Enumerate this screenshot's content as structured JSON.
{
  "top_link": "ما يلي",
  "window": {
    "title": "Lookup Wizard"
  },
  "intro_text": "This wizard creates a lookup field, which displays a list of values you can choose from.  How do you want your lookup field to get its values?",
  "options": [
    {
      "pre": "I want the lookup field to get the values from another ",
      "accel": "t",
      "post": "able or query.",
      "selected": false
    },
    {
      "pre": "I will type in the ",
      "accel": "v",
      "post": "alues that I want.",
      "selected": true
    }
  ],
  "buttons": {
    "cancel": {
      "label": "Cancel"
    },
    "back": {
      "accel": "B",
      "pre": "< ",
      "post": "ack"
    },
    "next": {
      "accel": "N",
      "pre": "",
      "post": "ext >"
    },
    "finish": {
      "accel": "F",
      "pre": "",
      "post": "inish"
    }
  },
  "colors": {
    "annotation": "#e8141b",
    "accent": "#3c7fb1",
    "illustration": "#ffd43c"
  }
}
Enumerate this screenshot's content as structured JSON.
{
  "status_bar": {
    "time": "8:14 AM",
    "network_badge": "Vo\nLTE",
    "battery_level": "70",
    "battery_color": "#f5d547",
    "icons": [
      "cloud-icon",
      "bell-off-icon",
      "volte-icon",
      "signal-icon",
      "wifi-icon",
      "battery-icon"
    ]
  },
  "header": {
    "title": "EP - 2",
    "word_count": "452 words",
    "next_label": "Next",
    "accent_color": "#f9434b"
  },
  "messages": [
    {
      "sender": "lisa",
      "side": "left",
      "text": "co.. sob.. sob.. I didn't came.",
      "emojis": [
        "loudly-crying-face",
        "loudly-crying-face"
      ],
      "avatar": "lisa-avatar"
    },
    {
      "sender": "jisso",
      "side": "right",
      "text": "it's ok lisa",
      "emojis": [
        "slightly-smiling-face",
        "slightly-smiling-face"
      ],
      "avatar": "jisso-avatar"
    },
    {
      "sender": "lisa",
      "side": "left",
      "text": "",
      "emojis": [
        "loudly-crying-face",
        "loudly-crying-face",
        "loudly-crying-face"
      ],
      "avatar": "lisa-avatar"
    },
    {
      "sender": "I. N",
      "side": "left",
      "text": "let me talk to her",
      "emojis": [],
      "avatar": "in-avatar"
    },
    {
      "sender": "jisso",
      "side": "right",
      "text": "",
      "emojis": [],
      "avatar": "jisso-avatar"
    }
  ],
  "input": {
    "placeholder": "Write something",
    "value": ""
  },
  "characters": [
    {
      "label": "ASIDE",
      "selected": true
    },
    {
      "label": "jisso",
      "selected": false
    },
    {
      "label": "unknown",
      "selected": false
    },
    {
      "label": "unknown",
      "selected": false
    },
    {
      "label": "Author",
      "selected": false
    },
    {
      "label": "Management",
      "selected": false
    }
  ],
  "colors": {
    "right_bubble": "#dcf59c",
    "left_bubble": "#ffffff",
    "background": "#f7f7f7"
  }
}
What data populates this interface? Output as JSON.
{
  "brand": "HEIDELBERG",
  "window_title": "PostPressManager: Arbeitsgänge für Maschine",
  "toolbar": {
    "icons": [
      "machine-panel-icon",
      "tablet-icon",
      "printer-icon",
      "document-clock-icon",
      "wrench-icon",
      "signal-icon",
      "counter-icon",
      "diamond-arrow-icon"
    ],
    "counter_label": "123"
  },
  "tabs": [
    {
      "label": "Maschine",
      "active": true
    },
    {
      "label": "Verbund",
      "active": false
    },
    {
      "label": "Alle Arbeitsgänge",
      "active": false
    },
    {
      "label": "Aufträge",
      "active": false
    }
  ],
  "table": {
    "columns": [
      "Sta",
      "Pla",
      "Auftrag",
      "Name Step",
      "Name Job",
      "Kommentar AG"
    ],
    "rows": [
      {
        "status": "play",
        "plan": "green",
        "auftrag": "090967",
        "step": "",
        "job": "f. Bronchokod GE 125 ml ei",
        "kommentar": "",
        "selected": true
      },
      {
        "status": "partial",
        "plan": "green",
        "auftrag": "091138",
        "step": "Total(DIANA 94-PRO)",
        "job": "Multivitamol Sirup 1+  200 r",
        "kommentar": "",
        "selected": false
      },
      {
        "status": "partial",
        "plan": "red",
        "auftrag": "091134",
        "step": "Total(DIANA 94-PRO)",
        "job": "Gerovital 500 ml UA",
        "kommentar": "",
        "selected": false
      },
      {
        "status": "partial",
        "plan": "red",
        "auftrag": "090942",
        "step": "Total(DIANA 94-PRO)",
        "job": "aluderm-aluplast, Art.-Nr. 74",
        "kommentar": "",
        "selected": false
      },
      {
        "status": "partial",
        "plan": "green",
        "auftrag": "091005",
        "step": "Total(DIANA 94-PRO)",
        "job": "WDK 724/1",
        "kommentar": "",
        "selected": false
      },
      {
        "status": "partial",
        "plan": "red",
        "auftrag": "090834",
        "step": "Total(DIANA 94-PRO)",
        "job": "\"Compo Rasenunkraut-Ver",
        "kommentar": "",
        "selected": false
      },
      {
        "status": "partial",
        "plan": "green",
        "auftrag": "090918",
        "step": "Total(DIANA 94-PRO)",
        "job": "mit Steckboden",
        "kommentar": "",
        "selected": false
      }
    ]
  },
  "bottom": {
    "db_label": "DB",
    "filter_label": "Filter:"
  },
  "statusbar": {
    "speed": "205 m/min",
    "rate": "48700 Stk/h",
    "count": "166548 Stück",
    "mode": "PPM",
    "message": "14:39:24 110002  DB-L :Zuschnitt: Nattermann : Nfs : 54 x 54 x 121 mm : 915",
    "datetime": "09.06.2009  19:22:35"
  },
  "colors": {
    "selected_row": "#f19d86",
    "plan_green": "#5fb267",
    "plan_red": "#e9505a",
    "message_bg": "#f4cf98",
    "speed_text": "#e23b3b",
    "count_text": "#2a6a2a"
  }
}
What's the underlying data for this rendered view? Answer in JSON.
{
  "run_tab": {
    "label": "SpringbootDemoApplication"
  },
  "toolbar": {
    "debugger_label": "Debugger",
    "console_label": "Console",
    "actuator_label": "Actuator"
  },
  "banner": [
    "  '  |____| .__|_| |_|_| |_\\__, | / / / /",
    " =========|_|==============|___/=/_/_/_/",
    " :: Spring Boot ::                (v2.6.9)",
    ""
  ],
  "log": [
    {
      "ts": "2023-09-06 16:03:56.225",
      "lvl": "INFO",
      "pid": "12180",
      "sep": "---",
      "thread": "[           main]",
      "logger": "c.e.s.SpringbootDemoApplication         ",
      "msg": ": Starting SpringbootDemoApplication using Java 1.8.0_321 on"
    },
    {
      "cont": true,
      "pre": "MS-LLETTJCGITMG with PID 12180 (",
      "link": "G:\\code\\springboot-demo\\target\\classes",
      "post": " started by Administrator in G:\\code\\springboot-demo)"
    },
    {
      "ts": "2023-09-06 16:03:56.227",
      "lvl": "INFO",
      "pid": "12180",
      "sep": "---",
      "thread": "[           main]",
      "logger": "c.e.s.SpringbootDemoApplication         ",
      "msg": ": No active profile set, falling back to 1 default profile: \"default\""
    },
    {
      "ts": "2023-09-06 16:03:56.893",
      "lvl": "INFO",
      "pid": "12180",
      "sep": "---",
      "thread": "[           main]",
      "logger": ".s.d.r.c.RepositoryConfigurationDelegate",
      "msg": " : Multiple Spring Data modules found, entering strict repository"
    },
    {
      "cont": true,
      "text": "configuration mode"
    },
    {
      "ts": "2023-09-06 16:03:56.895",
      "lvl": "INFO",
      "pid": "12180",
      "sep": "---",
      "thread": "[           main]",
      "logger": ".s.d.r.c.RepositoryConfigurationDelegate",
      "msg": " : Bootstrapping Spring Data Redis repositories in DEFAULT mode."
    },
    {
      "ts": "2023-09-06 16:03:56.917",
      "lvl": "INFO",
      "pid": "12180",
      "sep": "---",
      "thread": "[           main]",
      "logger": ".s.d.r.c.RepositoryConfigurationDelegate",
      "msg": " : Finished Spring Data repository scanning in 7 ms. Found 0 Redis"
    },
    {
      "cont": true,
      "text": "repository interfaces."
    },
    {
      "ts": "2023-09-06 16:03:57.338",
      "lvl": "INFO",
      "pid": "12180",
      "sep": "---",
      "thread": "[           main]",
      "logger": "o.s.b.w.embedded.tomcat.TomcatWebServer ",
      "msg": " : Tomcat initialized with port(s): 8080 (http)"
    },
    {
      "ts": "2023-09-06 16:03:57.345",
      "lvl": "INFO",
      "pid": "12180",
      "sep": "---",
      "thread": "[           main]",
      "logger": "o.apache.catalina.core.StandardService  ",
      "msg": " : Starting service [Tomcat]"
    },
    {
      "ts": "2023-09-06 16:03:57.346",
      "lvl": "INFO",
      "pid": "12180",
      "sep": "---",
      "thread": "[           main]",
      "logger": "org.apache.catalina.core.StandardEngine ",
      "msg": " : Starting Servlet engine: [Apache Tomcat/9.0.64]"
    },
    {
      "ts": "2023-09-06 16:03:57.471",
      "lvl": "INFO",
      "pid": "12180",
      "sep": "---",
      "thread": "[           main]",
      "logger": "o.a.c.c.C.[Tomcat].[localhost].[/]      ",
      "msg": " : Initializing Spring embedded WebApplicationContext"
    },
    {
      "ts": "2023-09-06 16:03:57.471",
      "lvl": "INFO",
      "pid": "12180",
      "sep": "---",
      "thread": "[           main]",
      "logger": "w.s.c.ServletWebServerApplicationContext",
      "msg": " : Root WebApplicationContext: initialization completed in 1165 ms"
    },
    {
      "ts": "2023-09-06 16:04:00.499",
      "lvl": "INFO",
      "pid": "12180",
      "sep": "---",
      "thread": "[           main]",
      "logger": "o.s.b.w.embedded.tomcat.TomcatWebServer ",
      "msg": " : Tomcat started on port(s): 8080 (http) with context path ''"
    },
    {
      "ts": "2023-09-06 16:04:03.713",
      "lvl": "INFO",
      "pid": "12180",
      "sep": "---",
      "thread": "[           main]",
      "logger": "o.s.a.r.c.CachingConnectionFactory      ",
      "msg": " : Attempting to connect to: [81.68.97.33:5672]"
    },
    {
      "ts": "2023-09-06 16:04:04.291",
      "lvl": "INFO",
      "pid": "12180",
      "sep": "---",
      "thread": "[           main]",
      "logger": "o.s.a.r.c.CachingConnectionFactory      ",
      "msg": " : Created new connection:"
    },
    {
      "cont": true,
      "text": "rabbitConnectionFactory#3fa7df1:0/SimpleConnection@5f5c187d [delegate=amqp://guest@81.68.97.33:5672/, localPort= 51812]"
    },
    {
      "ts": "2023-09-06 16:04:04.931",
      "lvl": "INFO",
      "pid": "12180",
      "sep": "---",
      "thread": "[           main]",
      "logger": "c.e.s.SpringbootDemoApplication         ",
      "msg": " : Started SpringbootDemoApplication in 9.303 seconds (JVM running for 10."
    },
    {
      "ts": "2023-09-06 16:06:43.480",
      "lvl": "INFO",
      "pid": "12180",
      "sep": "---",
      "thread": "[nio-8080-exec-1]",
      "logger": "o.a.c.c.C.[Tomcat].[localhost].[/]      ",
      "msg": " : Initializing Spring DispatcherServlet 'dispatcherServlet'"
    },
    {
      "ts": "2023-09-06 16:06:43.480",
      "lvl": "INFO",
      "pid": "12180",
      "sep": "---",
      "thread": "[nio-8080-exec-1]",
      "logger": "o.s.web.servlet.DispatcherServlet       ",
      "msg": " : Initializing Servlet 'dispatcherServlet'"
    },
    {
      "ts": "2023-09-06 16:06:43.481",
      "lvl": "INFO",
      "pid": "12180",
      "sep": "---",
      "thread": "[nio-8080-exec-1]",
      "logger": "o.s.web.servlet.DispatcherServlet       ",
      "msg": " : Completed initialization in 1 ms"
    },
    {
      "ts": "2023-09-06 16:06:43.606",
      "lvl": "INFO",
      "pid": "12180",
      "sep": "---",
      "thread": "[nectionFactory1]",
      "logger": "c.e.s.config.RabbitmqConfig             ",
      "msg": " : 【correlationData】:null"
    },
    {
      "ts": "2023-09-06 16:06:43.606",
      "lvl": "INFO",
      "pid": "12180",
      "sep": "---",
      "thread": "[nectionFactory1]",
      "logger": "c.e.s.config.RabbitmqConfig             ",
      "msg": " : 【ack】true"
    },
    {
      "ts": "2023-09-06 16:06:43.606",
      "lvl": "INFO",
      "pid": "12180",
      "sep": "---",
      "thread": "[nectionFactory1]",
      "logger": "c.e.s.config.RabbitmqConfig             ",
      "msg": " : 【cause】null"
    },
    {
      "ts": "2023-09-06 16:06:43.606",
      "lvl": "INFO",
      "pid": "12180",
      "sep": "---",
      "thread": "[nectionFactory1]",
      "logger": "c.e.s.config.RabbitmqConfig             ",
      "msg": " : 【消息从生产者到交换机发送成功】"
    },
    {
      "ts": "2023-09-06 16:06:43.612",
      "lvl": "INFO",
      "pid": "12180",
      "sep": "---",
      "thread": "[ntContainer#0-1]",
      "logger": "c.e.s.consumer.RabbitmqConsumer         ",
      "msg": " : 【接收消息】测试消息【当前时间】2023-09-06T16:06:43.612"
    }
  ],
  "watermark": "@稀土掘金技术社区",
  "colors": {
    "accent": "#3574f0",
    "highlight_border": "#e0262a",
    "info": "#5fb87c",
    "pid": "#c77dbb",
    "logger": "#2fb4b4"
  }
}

What you should do - Which lines hold the string "Arbeitsgänge"? Copy all of them from the data above.

The solution -
  "window_title": "PostPressManager: Arbeitsgänge für Maschine",
      "label": "Alle Arbeitsgänge",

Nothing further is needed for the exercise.